Dataset excerpt:
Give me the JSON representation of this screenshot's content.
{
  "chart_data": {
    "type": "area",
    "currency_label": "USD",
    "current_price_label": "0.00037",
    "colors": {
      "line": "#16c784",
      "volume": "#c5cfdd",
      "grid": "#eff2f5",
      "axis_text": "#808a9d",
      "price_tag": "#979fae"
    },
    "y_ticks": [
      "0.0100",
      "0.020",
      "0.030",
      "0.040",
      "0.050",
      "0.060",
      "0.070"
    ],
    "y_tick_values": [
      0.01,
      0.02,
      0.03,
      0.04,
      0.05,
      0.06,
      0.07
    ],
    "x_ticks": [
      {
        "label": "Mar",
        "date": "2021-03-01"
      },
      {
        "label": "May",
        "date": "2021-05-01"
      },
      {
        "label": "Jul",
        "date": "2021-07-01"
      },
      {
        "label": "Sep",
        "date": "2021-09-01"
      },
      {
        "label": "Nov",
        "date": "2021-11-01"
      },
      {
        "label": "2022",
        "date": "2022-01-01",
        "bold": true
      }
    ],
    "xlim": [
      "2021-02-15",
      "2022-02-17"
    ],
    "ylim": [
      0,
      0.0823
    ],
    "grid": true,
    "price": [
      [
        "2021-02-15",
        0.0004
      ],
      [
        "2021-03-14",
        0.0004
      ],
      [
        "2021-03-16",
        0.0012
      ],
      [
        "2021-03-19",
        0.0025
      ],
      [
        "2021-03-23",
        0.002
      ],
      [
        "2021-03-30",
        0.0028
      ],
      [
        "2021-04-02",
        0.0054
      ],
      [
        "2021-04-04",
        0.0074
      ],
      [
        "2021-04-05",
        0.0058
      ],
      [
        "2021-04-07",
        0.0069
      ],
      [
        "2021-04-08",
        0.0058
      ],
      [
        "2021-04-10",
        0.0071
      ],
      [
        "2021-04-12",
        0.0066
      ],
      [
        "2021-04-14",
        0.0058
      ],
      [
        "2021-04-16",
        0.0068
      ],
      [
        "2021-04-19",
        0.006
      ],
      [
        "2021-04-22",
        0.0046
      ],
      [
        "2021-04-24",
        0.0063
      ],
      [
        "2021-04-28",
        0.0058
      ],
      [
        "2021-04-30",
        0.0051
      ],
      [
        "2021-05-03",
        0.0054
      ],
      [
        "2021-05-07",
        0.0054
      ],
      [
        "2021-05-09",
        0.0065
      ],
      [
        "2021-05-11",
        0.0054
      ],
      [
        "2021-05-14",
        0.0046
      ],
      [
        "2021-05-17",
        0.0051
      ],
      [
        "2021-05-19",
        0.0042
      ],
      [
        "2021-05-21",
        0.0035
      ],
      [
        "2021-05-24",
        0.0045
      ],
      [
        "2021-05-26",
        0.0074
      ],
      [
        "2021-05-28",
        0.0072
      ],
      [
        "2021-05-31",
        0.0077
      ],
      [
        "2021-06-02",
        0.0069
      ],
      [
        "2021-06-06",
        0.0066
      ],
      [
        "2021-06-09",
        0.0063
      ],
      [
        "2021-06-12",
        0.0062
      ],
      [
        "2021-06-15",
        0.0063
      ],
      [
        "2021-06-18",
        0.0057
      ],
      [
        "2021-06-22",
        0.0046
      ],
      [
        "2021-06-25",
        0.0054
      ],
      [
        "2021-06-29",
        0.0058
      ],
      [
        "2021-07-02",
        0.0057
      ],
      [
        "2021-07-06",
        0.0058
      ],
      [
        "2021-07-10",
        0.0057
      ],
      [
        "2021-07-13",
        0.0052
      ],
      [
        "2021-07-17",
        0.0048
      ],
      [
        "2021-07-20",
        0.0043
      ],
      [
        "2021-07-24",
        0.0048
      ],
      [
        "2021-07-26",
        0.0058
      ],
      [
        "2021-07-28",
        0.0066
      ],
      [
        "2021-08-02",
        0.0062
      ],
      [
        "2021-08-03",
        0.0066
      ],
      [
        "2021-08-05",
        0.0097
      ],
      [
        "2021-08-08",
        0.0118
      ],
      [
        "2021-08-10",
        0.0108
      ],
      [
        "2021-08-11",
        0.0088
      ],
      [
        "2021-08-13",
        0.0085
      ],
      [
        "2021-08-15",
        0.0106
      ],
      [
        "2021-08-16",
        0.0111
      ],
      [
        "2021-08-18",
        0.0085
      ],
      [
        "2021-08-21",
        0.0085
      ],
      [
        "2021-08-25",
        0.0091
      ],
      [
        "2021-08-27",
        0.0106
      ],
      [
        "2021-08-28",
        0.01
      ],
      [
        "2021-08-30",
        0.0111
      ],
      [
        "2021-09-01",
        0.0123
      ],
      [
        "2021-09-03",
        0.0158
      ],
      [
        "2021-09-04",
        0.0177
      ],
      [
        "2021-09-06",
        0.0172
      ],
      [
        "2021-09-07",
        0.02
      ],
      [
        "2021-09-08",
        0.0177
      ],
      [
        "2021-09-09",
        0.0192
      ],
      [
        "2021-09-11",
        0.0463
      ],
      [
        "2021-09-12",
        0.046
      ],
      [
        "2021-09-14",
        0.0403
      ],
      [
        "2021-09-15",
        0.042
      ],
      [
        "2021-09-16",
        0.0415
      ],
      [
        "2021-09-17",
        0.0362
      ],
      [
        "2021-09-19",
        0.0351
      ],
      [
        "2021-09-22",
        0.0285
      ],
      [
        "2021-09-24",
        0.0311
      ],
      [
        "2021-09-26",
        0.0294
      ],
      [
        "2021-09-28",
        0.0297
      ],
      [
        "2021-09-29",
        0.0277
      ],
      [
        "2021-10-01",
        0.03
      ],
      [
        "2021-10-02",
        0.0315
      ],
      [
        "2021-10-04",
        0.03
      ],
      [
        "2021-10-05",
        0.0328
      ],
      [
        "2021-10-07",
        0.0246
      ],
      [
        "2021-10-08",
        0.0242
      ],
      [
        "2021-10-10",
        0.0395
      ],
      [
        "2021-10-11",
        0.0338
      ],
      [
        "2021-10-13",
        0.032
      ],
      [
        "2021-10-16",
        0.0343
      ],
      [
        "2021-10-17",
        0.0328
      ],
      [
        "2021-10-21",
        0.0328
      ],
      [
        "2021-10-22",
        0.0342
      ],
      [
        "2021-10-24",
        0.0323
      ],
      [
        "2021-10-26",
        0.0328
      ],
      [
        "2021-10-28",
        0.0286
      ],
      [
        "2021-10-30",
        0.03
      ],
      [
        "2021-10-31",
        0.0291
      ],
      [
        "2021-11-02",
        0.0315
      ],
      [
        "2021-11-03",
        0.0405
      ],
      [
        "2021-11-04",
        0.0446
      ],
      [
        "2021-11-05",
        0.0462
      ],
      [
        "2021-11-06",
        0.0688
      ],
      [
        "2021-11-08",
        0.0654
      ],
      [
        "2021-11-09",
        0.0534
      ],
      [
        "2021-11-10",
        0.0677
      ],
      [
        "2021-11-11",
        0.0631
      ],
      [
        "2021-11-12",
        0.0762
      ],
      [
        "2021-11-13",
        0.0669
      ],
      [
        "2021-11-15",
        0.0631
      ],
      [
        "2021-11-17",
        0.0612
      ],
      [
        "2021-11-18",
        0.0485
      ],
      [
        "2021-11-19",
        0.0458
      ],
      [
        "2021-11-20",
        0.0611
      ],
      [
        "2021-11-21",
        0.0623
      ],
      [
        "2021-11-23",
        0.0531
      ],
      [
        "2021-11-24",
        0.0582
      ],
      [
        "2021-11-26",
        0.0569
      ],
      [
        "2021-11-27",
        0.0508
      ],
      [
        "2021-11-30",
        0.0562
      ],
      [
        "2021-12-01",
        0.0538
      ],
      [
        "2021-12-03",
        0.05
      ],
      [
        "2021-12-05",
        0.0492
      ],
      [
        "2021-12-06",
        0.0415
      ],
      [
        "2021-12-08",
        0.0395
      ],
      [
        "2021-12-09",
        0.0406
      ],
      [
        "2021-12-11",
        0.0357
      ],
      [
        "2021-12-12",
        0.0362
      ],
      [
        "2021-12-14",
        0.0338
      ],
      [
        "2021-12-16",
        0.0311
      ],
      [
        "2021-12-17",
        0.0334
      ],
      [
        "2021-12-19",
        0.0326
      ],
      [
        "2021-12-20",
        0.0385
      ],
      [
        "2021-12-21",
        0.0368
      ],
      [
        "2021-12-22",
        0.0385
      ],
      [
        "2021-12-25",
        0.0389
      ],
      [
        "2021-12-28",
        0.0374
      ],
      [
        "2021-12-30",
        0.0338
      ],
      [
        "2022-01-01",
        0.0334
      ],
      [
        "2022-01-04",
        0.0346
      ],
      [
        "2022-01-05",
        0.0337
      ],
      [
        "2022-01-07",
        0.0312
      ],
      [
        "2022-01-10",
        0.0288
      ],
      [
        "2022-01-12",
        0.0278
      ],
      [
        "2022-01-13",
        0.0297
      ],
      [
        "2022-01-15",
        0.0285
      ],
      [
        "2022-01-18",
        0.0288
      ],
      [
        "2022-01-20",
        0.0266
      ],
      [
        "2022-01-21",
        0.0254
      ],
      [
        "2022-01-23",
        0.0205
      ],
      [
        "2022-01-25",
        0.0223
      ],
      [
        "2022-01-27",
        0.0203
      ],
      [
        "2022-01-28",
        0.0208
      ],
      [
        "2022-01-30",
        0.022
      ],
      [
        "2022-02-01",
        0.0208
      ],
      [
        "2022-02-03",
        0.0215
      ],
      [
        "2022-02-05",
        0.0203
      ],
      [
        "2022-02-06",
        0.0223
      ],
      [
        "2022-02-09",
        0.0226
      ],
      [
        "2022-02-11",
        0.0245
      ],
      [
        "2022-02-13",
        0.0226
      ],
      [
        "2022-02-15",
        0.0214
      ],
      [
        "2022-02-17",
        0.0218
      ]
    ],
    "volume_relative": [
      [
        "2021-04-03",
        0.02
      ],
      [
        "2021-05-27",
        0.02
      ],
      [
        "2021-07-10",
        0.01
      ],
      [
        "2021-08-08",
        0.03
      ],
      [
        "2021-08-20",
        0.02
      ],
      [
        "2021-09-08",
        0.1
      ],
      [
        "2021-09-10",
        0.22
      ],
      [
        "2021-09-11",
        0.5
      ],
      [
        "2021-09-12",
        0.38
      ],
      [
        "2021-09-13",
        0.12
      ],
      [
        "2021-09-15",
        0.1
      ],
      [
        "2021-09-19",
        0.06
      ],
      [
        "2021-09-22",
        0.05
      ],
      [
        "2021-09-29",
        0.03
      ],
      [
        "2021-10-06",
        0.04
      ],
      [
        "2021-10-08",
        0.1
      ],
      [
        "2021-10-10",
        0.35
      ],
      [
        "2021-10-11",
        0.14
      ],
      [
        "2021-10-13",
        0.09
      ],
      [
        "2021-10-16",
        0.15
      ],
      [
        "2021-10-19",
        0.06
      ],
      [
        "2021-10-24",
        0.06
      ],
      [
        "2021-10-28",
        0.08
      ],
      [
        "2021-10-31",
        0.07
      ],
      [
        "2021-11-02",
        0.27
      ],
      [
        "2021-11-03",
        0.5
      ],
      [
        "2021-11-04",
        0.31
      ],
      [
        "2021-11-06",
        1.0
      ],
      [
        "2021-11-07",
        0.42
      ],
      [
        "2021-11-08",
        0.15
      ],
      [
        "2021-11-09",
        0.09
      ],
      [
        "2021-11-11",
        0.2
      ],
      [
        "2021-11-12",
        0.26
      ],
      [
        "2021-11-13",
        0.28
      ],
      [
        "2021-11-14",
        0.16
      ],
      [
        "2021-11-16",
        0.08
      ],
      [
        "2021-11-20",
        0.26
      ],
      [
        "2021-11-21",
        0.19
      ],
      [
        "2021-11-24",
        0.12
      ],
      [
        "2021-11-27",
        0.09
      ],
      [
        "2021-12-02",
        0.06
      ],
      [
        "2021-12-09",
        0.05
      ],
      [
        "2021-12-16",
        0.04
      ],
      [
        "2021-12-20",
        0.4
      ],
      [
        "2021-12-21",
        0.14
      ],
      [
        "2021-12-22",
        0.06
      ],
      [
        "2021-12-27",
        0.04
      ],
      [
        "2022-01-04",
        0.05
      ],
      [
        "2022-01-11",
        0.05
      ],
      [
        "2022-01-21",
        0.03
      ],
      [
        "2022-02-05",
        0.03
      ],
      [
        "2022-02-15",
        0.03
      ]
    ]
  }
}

▸ **Task brief**
Show every line from the entries above in which the word "date" appears.

▸ **Written response**
        "date": "2021-03-01"
        "date": "2021-05-01"
        "date": "2021-07-01"
        "date": "2021-09-01"
        "date": "2021-11-01"
        "date": "2022-01-01",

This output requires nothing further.